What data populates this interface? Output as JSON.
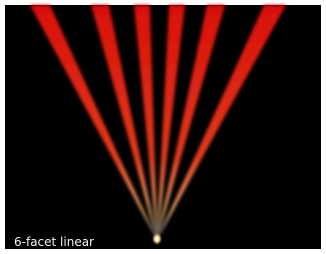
{
  "caption": "6-facet linear"
}
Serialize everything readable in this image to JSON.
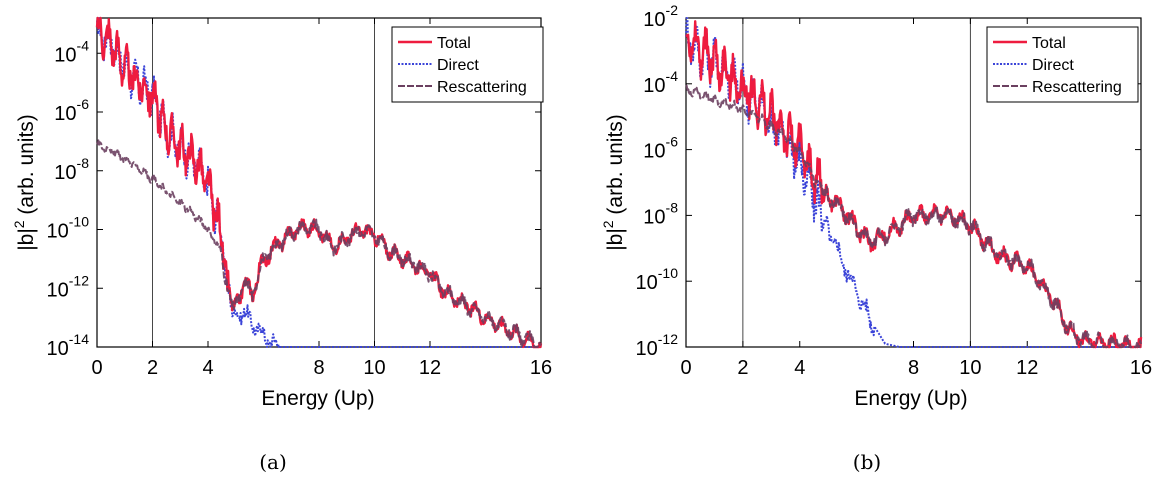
{
  "chart_data": [
    {
      "type": "line",
      "caption": "(a)",
      "xlabel": "Energy (Up)",
      "ylabel_base": "|b|",
      "ylabel_sup": "2",
      "ylabel_rest": " (arb. units)",
      "xlim": [
        0,
        16
      ],
      "ylim_exp": [
        -14,
        -2.8
      ],
      "y_scale": "log",
      "xticks": [
        0,
        2,
        4,
        8,
        10,
        12,
        16
      ],
      "yticks_exp": [
        -14,
        -12,
        -10,
        -8,
        -6,
        -4
      ],
      "vlines": [
        2,
        10
      ],
      "legend_position": "top-right",
      "series": [
        {
          "name": "Total",
          "color": "#ee1c3f",
          "style": "solid",
          "x": [
            0,
            0.5,
            1,
            1.5,
            2,
            2.5,
            3,
            3.5,
            4,
            4.5,
            4.7,
            5,
            5.3,
            5.6,
            6,
            7,
            7.5,
            8,
            8.5,
            9,
            9.5,
            10,
            10.5,
            11,
            11.5,
            12,
            12.5,
            13,
            14,
            15,
            16
          ],
          "y_exp": [
            -3.3,
            -3.6,
            -4.5,
            -5.0,
            -5.5,
            -6.6,
            -7.2,
            -7.6,
            -8.5,
            -10.2,
            -12.2,
            -12.6,
            -11.8,
            -12.2,
            -11.0,
            -10.1,
            -9.9,
            -10.0,
            -10.6,
            -10.3,
            -10.0,
            -10.2,
            -10.7,
            -11.0,
            -11.2,
            -11.5,
            -12.1,
            -12.4,
            -13.0,
            -13.5,
            -14.0
          ]
        },
        {
          "name": "Direct",
          "color": "#3b44d8",
          "style": "dotted",
          "x": [
            0,
            0.5,
            1,
            1.5,
            2,
            2.5,
            3,
            3.5,
            4,
            4.5,
            4.7,
            5,
            5.3,
            5.6,
            6,
            6.5,
            7,
            8,
            10,
            12,
            14,
            16
          ],
          "y_exp": [
            -3.3,
            -3.6,
            -4.5,
            -5.0,
            -5.5,
            -6.6,
            -7.2,
            -7.6,
            -8.5,
            -10.2,
            -12.2,
            -12.9,
            -12.8,
            -13.2,
            -13.6,
            -14.0,
            -14.0,
            -14.0,
            -14.0,
            -14.0,
            -14.0,
            -14.0
          ]
        },
        {
          "name": "Rescattering",
          "color": "#6b4060",
          "style": "dashed",
          "x": [
            0,
            0.5,
            1,
            1.5,
            2,
            2.5,
            3,
            3.5,
            4,
            4.5,
            4.7,
            5,
            5.3,
            5.6,
            6,
            7,
            7.5,
            8,
            8.5,
            9,
            9.5,
            10,
            10.5,
            11,
            11.5,
            12,
            12.5,
            13,
            14,
            15,
            16
          ],
          "y_exp": [
            -7.1,
            -7.3,
            -7.6,
            -7.9,
            -8.3,
            -8.7,
            -9.1,
            -9.5,
            -10.0,
            -10.8,
            -12.2,
            -12.6,
            -11.8,
            -12.2,
            -11.0,
            -10.1,
            -9.9,
            -10.0,
            -10.6,
            -10.3,
            -10.0,
            -10.2,
            -10.7,
            -11.0,
            -11.2,
            -11.5,
            -12.1,
            -12.4,
            -13.0,
            -13.5,
            -14.0
          ]
        }
      ]
    },
    {
      "type": "line",
      "caption": "(b)",
      "xlabel": "Energy (Up)",
      "ylabel_base": "|b|",
      "ylabel_sup": "2",
      "ylabel_rest": " (arb. units)",
      "xlim": [
        0,
        16
      ],
      "ylim_exp": [
        -12,
        -2
      ],
      "y_scale": "log",
      "xticks": [
        0,
        2,
        4,
        8,
        10,
        12,
        16
      ],
      "yticks_exp": [
        -12,
        -10,
        -8,
        -6,
        -4,
        -2
      ],
      "vlines": [
        2,
        10
      ],
      "legend_position": "top-right",
      "series": [
        {
          "name": "Total",
          "color": "#ee1c3f",
          "style": "solid",
          "x": [
            0,
            0.5,
            1,
            1.5,
            2,
            2.5,
            3,
            3.5,
            4,
            4.5,
            5,
            5.5,
            6,
            6.5,
            7,
            7.5,
            8,
            8.5,
            9,
            9.5,
            10,
            10.5,
            11,
            11.5,
            12,
            12.5,
            13,
            13.5,
            14,
            15,
            16
          ],
          "y_exp": [
            -2.6,
            -3.0,
            -3.3,
            -3.7,
            -4.2,
            -4.5,
            -5.0,
            -5.5,
            -6.0,
            -6.8,
            -7.4,
            -7.8,
            -8.4,
            -8.8,
            -8.6,
            -8.3,
            -8.0,
            -8.0,
            -8.0,
            -8.1,
            -8.3,
            -8.8,
            -9.2,
            -9.4,
            -9.5,
            -10.1,
            -10.7,
            -11.5,
            -11.8,
            -11.9,
            -12.0
          ]
        },
        {
          "name": "Direct",
          "color": "#3b44d8",
          "style": "dotted",
          "x": [
            0,
            0.5,
            1,
            1.5,
            2,
            2.5,
            3,
            3.5,
            4,
            4.5,
            5,
            5.5,
            6,
            6.5,
            7,
            7.5,
            8,
            10,
            12,
            14,
            16
          ],
          "y_exp": [
            -2.6,
            -3.0,
            -3.3,
            -3.7,
            -4.2,
            -4.6,
            -5.1,
            -5.7,
            -6.4,
            -7.4,
            -8.4,
            -9.4,
            -10.3,
            -11.2,
            -11.9,
            -12.0,
            -12.0,
            -12.0,
            -12.0,
            -12.0,
            -12.0
          ]
        },
        {
          "name": "Rescattering",
          "color": "#6b4060",
          "style": "dashed",
          "x": [
            0,
            0.5,
            1,
            1.5,
            2,
            2.5,
            3,
            3.5,
            4,
            4.5,
            5,
            5.5,
            6,
            6.5,
            7,
            7.5,
            8,
            8.5,
            9,
            9.5,
            10,
            10.5,
            11,
            11.5,
            12,
            12.5,
            13,
            13.5,
            14,
            15,
            16
          ],
          "y_exp": [
            -4.2,
            -4.3,
            -4.5,
            -4.6,
            -4.8,
            -5.0,
            -5.3,
            -5.6,
            -6.1,
            -6.8,
            -7.4,
            -7.8,
            -8.4,
            -8.8,
            -8.6,
            -8.3,
            -8.0,
            -8.0,
            -8.0,
            -8.1,
            -8.3,
            -8.8,
            -9.2,
            -9.4,
            -9.5,
            -10.1,
            -10.7,
            -11.5,
            -11.8,
            -11.9,
            -12.0
          ]
        }
      ]
    }
  ]
}
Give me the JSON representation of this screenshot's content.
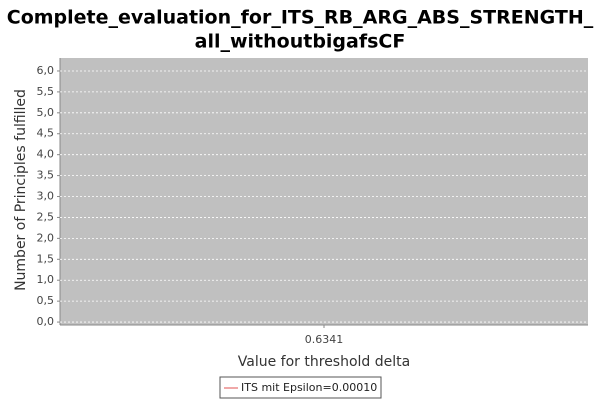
{
  "chart_data": {
    "type": "line",
    "title": [
      "Complete_evaluation_for_ITS_RB_ARG_ABS_STRENGTH_",
      "all_withoutbigafsCF"
    ],
    "x_label": "Value for threshold delta",
    "y_label": "Number of Principles fulfilled",
    "categories": [
      "0.6341"
    ],
    "series": [
      {
        "name": "ITS mit Epsilon=0.00010",
        "color": "#e05050",
        "values": [
          null
        ]
      }
    ],
    "ylim": [
      -0.07,
      6.31
    ],
    "yticks": [
      {
        "value": 0,
        "label": "0,0"
      },
      {
        "value": 0.5,
        "label": "0,5"
      },
      {
        "value": 1,
        "label": "1,0"
      },
      {
        "value": 1.5,
        "label": "1,5"
      },
      {
        "value": 2,
        "label": "2,0"
      },
      {
        "value": 2.5,
        "label": "2,5"
      },
      {
        "value": 3,
        "label": "3,0"
      },
      {
        "value": 3.5,
        "label": "3,5"
      },
      {
        "value": 4,
        "label": "4,0"
      },
      {
        "value": 4.5,
        "label": "4,5"
      },
      {
        "value": 5,
        "label": "5,0"
      },
      {
        "value": 5.5,
        "label": "5,5"
      },
      {
        "value": 6,
        "label": "6,0"
      }
    ],
    "grid": true
  }
}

☆ ☆ ☆ ☆ ☆ ☆ ☆

**Exercise goal:**
Identify the lines above with the word "JSON". Copy them.

**Worked solution:**
What data populates this interface? Output as JSON.
Serialize everything readable in this image to JSON.
Give me the JSON representation of this screenshot's content.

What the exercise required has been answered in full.